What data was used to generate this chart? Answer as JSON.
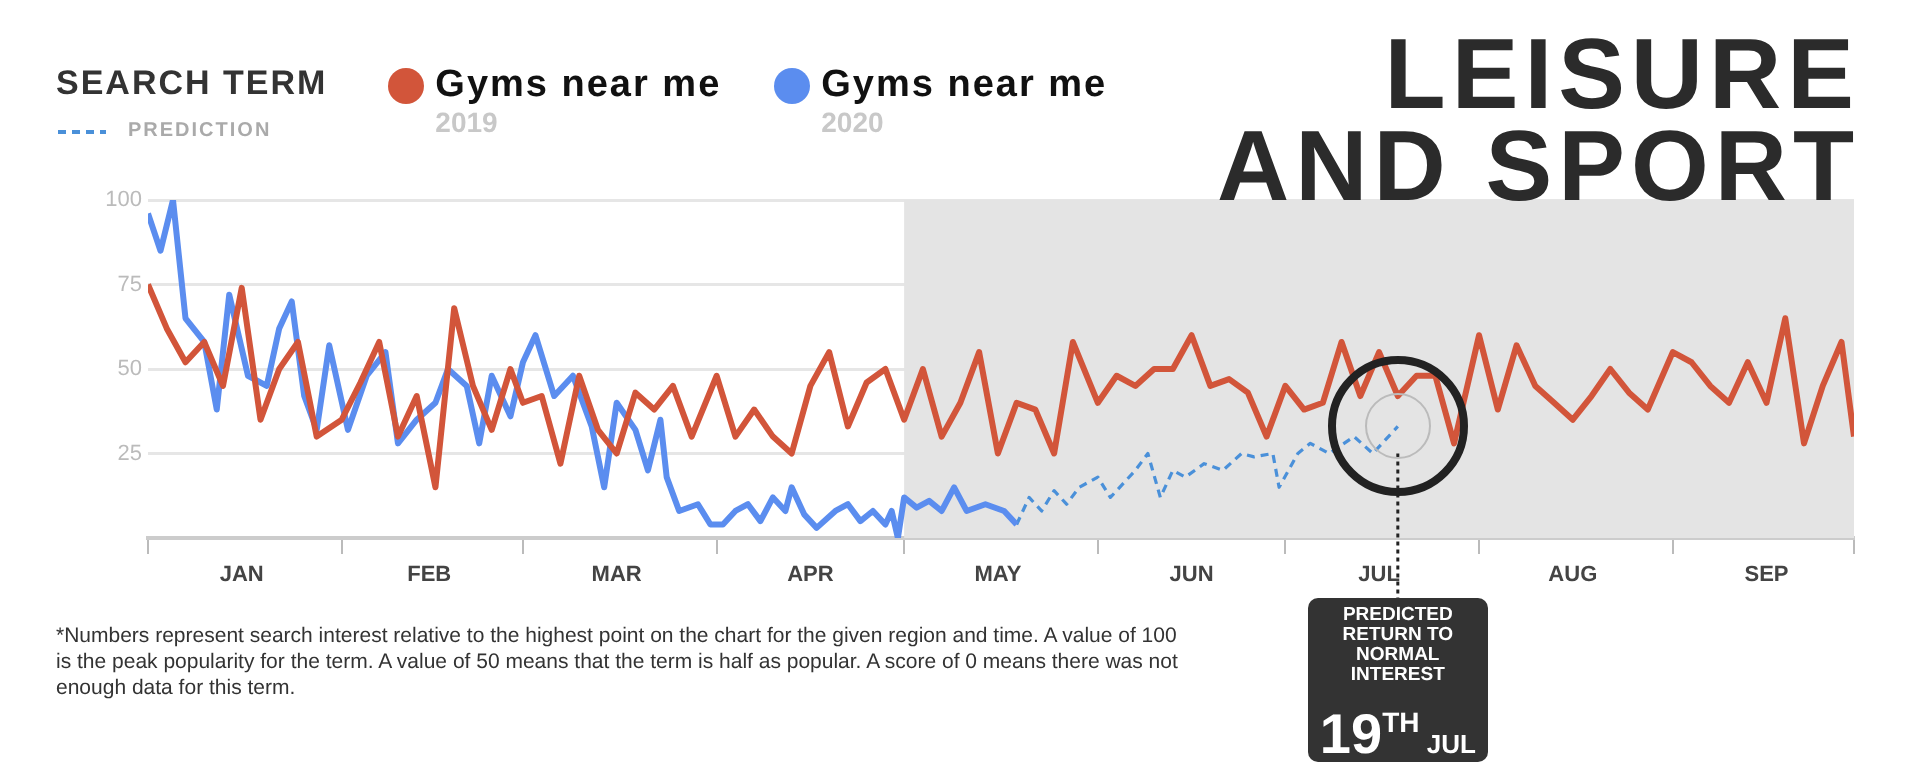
{
  "chart_data": {
    "type": "line",
    "title": "LEISURE AND SPORT",
    "legend_title": "SEARCH TERM",
    "legend": "top left",
    "marker": "none",
    "grid": "y",
    "ylim": [
      0,
      100
    ],
    "yticks": [
      25,
      50,
      75,
      100
    ],
    "xlim": [
      "--01-01",
      "--09-30"
    ],
    "xticks": [
      {
        "value": "--01-01",
        "label": null
      },
      {
        "value": "--01-16",
        "label": "JAN"
      },
      {
        "value": "--02-01",
        "label": null
      },
      {
        "value": "--02-15",
        "label": "FEB"
      },
      {
        "value": "--03-01",
        "label": null
      },
      {
        "value": "--03-16",
        "label": "MAR"
      },
      {
        "value": "--04-01",
        "label": null
      },
      {
        "value": "--04-16",
        "label": "APR"
      },
      {
        "value": "--05-01",
        "label": null
      },
      {
        "value": "--05-16",
        "label": "MAY"
      },
      {
        "value": "--06-01",
        "label": null
      },
      {
        "value": "--06-16",
        "label": "JUN"
      },
      {
        "value": "--07-01",
        "label": null
      },
      {
        "value": "--07-16",
        "label": "JUL"
      },
      {
        "value": "--08-01",
        "label": null
      },
      {
        "value": "--08-16",
        "label": "AUG"
      },
      {
        "value": "--09-01",
        "label": null
      },
      {
        "value": "--09-16",
        "label": "SEP"
      },
      {
        "value": "--09-30",
        "label": null
      }
    ],
    "series": [
      {
        "name": "Gyms near me 2019",
        "color": "#d2553a",
        "x": [
          "--01-01",
          "--01-04",
          "--01-07",
          "--01-10",
          "--01-13",
          "--01-16",
          "--01-19",
          "--01-22",
          "--01-25",
          "--01-28",
          "--02-01",
          "--02-04",
          "--02-07",
          "--02-10",
          "--02-13",
          "--02-16",
          "--02-19",
          "--02-22",
          "--02-25",
          "--02-28",
          "--03-01",
          "--03-04",
          "--03-07",
          "--03-10",
          "--03-13",
          "--03-16",
          "--03-19",
          "--03-22",
          "--03-25",
          "--03-28",
          "--04-01",
          "--04-04",
          "--04-07",
          "--04-10",
          "--04-13",
          "--04-16",
          "--04-19",
          "--04-22",
          "--04-25",
          "--04-28",
          "--05-01",
          "--05-04",
          "--05-07",
          "--05-10",
          "--05-13",
          "--05-16",
          "--05-19",
          "--05-22",
          "--05-25",
          "--05-28",
          "--06-01",
          "--06-04",
          "--06-07",
          "--06-10",
          "--06-13",
          "--06-16",
          "--06-19",
          "--06-22",
          "--06-25",
          "--06-28",
          "--07-01",
          "--07-04",
          "--07-07",
          "--07-10",
          "--07-13",
          "--07-16",
          "--07-19",
          "--07-22",
          "--07-25",
          "--07-28",
          "--08-01",
          "--08-04",
          "--08-07",
          "--08-10",
          "--08-13",
          "--08-16",
          "--08-19",
          "--08-22",
          "--08-25",
          "--08-28",
          "--09-01",
          "--09-04",
          "--09-07",
          "--09-10",
          "--09-13",
          "--09-16",
          "--09-19",
          "--09-22",
          "--09-25",
          "--09-28",
          "--09-30"
        ],
        "values": [
          75,
          62,
          52,
          58,
          45,
          74,
          35,
          50,
          58,
          30,
          35,
          46,
          58,
          30,
          42,
          15,
          68,
          45,
          32,
          50,
          40,
          42,
          22,
          48,
          32,
          25,
          43,
          38,
          45,
          30,
          48,
          30,
          38,
          30,
          25,
          45,
          55,
          33,
          46,
          50,
          35,
          50,
          30,
          40,
          55,
          25,
          40,
          38,
          25,
          58,
          40,
          48,
          45,
          50,
          50,
          60,
          45,
          47,
          43,
          30,
          45,
          38,
          40,
          58,
          42,
          55,
          42,
          48,
          48,
          28,
          60,
          38,
          57,
          45,
          40,
          35,
          42,
          50,
          43,
          38,
          55,
          52,
          45,
          40,
          52,
          40,
          65,
          28,
          45,
          58,
          30
        ]
      },
      {
        "name": "Gyms near me 2020",
        "color": "#5b8def",
        "x": [
          "--01-01",
          "--01-03",
          "--01-05",
          "--01-07",
          "--01-10",
          "--01-12",
          "--01-14",
          "--01-17",
          "--01-20",
          "--01-22",
          "--01-24",
          "--01-26",
          "--01-28",
          "--01-30",
          "--02-02",
          "--02-05",
          "--02-08",
          "--02-10",
          "--02-13",
          "--02-16",
          "--02-18",
          "--02-21",
          "--02-23",
          "--02-25",
          "--02-28",
          "--03-01",
          "--03-03",
          "--03-06",
          "--03-09",
          "--03-12",
          "--03-14",
          "--03-16",
          "--03-19",
          "--03-21",
          "--03-23",
          "--03-24",
          "--03-26",
          "--03-29",
          "--03-31",
          "--04-02",
          "--04-04",
          "--04-06",
          "--04-08",
          "--04-10",
          "--04-12",
          "--04-13",
          "--04-15",
          "--04-17",
          "--04-20",
          "--04-22",
          "--04-24",
          "--04-26",
          "--04-28",
          "--04-29",
          "--04-30",
          "--05-01",
          "--05-03",
          "--05-05",
          "--05-07",
          "--05-09",
          "--05-11",
          "--05-14",
          "--05-17",
          "--05-19"
        ],
        "values": [
          96,
          85,
          100,
          65,
          58,
          38,
          72,
          48,
          45,
          62,
          70,
          42,
          32,
          57,
          32,
          48,
          55,
          28,
          35,
          40,
          50,
          45,
          28,
          48,
          36,
          52,
          60,
          42,
          48,
          33,
          15,
          40,
          32,
          20,
          35,
          18,
          8,
          10,
          4,
          4,
          8,
          10,
          5,
          12,
          8,
          15,
          7,
          3,
          8,
          10,
          5,
          8,
          4,
          8,
          0,
          12,
          9,
          11,
          8,
          15,
          8,
          10,
          8,
          4
        ]
      },
      {
        "name": "PREDICTION",
        "color": "#4a90d9",
        "line_style": "dashed",
        "x": [
          "--05-19",
          "--05-21",
          "--05-23",
          "--05-25",
          "--05-27",
          "--05-29",
          "--06-01",
          "--06-03",
          "--06-07",
          "--06-09",
          "--06-11",
          "--06-13",
          "--06-15",
          "--06-18",
          "--06-21",
          "--06-24",
          "--06-26",
          "--06-29",
          "--06-30",
          "--07-03",
          "--07-05",
          "--07-08",
          "--07-12",
          "--07-15",
          "--07-19"
        ],
        "values": [
          4,
          12,
          8,
          14,
          10,
          15,
          18,
          12,
          20,
          25,
          12,
          20,
          18,
          22,
          20,
          25,
          24,
          25,
          15,
          25,
          28,
          25,
          30,
          25,
          33
        ]
      }
    ],
    "bands": [
      {
        "axis": "x",
        "from": "--05-01",
        "to": "--09-30",
        "color": "#e4e4e4"
      }
    ],
    "ref_lines": [
      {
        "axis": "x",
        "value": "--07-19",
        "label": "PREDICTED RETURN TO NORMAL INTEREST",
        "line_style": "dotted",
        "color": "#222222"
      }
    ],
    "annotations": [
      "19$^{TH}$ JUL",
      "*Numbers represent search interest relative to the highest point on the chart for the given region and time. A value of 100 is the peak popularity for the term. A value of 50 means that the term is half as popular. A score of 0 means there was not enough data for this term."
    ]
  }
}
----------
__EXERCISE OBJECTIVE__: Restate the listing above word for word, and skip the pictures.

__TASK RESPONSE__:
What data was used to generate this chart? Answer as JSON.
{
  "chart_data": {
    "type": "line",
    "title": "LEISURE AND SPORT",
    "legend_title": "SEARCH TERM",
    "legend": "top left",
    "marker": "none",
    "grid": "y",
    "ylim": [
      0,
      100
    ],
    "yticks": [
      25,
      50,
      75,
      100
    ],
    "xlim": [
      "--01-01",
      "--09-30"
    ],
    "xticks": [
      {
        "value": "--01-01",
        "label": null
      },
      {
        "value": "--01-16",
        "label": "JAN"
      },
      {
        "value": "--02-01",
        "label": null
      },
      {
        "value": "--02-15",
        "label": "FEB"
      },
      {
        "value": "--03-01",
        "label": null
      },
      {
        "value": "--03-16",
        "label": "MAR"
      },
      {
        "value": "--04-01",
        "label": null
      },
      {
        "value": "--04-16",
        "label": "APR"
      },
      {
        "value": "--05-01",
        "label": null
      },
      {
        "value": "--05-16",
        "label": "MAY"
      },
      {
        "value": "--06-01",
        "label": null
      },
      {
        "value": "--06-16",
        "label": "JUN"
      },
      {
        "value": "--07-01",
        "label": null
      },
      {
        "value": "--07-16",
        "label": "JUL"
      },
      {
        "value": "--08-01",
        "label": null
      },
      {
        "value": "--08-16",
        "label": "AUG"
      },
      {
        "value": "--09-01",
        "label": null
      },
      {
        "value": "--09-16",
        "label": "SEP"
      },
      {
        "value": "--09-30",
        "label": null
      }
    ],
    "series": [
      {
        "name": "Gyms near me 2019",
        "color": "#d2553a",
        "x": [
          "--01-01",
          "--01-04",
          "--01-07",
          "--01-10",
          "--01-13",
          "--01-16",
          "--01-19",
          "--01-22",
          "--01-25",
          "--01-28",
          "--02-01",
          "--02-04",
          "--02-07",
          "--02-10",
          "--02-13",
          "--02-16",
          "--02-19",
          "--02-22",
          "--02-25",
          "--02-28",
          "--03-01",
          "--03-04",
          "--03-07",
          "--03-10",
          "--03-13",
          "--03-16",
          "--03-19",
          "--03-22",
          "--03-25",
          "--03-28",
          "--04-01",
          "--04-04",
          "--04-07",
          "--04-10",
          "--04-13",
          "--04-16",
          "--04-19",
          "--04-22",
          "--04-25",
          "--04-28",
          "--05-01",
          "--05-04",
          "--05-07",
          "--05-10",
          "--05-13",
          "--05-16",
          "--05-19",
          "--05-22",
          "--05-25",
          "--05-28",
          "--06-01",
          "--06-04",
          "--06-07",
          "--06-10",
          "--06-13",
          "--06-16",
          "--06-19",
          "--06-22",
          "--06-25",
          "--06-28",
          "--07-01",
          "--07-04",
          "--07-07",
          "--07-10",
          "--07-13",
          "--07-16",
          "--07-19",
          "--07-22",
          "--07-25",
          "--07-28",
          "--08-01",
          "--08-04",
          "--08-07",
          "--08-10",
          "--08-13",
          "--08-16",
          "--08-19",
          "--08-22",
          "--08-25",
          "--08-28",
          "--09-01",
          "--09-04",
          "--09-07",
          "--09-10",
          "--09-13",
          "--09-16",
          "--09-19",
          "--09-22",
          "--09-25",
          "--09-28",
          "--09-30"
        ],
        "values": [
          75,
          62,
          52,
          58,
          45,
          74,
          35,
          50,
          58,
          30,
          35,
          46,
          58,
          30,
          42,
          15,
          68,
          45,
          32,
          50,
          40,
          42,
          22,
          48,
          32,
          25,
          43,
          38,
          45,
          30,
          48,
          30,
          38,
          30,
          25,
          45,
          55,
          33,
          46,
          50,
          35,
          50,
          30,
          40,
          55,
          25,
          40,
          38,
          25,
          58,
          40,
          48,
          45,
          50,
          50,
          60,
          45,
          47,
          43,
          30,
          45,
          38,
          40,
          58,
          42,
          55,
          42,
          48,
          48,
          28,
          60,
          38,
          57,
          45,
          40,
          35,
          42,
          50,
          43,
          38,
          55,
          52,
          45,
          40,
          52,
          40,
          65,
          28,
          45,
          58,
          30
        ]
      },
      {
        "name": "Gyms near me 2020",
        "color": "#5b8def",
        "x": [
          "--01-01",
          "--01-03",
          "--01-05",
          "--01-07",
          "--01-10",
          "--01-12",
          "--01-14",
          "--01-17",
          "--01-20",
          "--01-22",
          "--01-24",
          "--01-26",
          "--01-28",
          "--01-30",
          "--02-02",
          "--02-05",
          "--02-08",
          "--02-10",
          "--02-13",
          "--02-16",
          "--02-18",
          "--02-21",
          "--02-23",
          "--02-25",
          "--02-28",
          "--03-01",
          "--03-03",
          "--03-06",
          "--03-09",
          "--03-12",
          "--03-14",
          "--03-16",
          "--03-19",
          "--03-21",
          "--03-23",
          "--03-24",
          "--03-26",
          "--03-29",
          "--03-31",
          "--04-02",
          "--04-04",
          "--04-06",
          "--04-08",
          "--04-10",
          "--04-12",
          "--04-13",
          "--04-15",
          "--04-17",
          "--04-20",
          "--04-22",
          "--04-24",
          "--04-26",
          "--04-28",
          "--04-29",
          "--04-30",
          "--05-01",
          "--05-03",
          "--05-05",
          "--05-07",
          "--05-09",
          "--05-11",
          "--05-14",
          "--05-17",
          "--05-19"
        ],
        "values": [
          96,
          85,
          100,
          65,
          58,
          38,
          72,
          48,
          45,
          62,
          70,
          42,
          32,
          57,
          32,
          48,
          55,
          28,
          35,
          40,
          50,
          45,
          28,
          48,
          36,
          52,
          60,
          42,
          48,
          33,
          15,
          40,
          32,
          20,
          35,
          18,
          8,
          10,
          4,
          4,
          8,
          10,
          5,
          12,
          8,
          15,
          7,
          3,
          8,
          10,
          5,
          8,
          4,
          8,
          0,
          12,
          9,
          11,
          8,
          15,
          8,
          10,
          8,
          4
        ]
      },
      {
        "name": "PREDICTION",
        "color": "#4a90d9",
        "line_style": "dashed",
        "x": [
          "--05-19",
          "--05-21",
          "--05-23",
          "--05-25",
          "--05-27",
          "--05-29",
          "--06-01",
          "--06-03",
          "--06-07",
          "--06-09",
          "--06-11",
          "--06-13",
          "--06-15",
          "--06-18",
          "--06-21",
          "--06-24",
          "--06-26",
          "--06-29",
          "--06-30",
          "--07-03",
          "--07-05",
          "--07-08",
          "--07-12",
          "--07-15",
          "--07-19"
        ],
        "values": [
          4,
          12,
          8,
          14,
          10,
          15,
          18,
          12,
          20,
          25,
          12,
          20,
          18,
          22,
          20,
          25,
          24,
          25,
          15,
          25,
          28,
          25,
          30,
          25,
          33
        ]
      }
    ],
    "bands": [
      {
        "axis": "x",
        "from": "--05-01",
        "to": "--09-30",
        "color": "#e4e4e4"
      }
    ],
    "ref_lines": [
      {
        "axis": "x",
        "value": "--07-19",
        "label": "PREDICTED RETURN TO NORMAL INTEREST",
        "line_style": "dotted",
        "color": "#222222"
      }
    ],
    "annotations": [
      "19$^{TH}$ JUL",
      "*Numbers represent search interest relative to the highest point on the chart for the given region and time. A value of 100 is the peak popularity for the term. A value of 50 means that the term is half as popular. A score of 0 means there was not enough data for this term."
    ]
  }
}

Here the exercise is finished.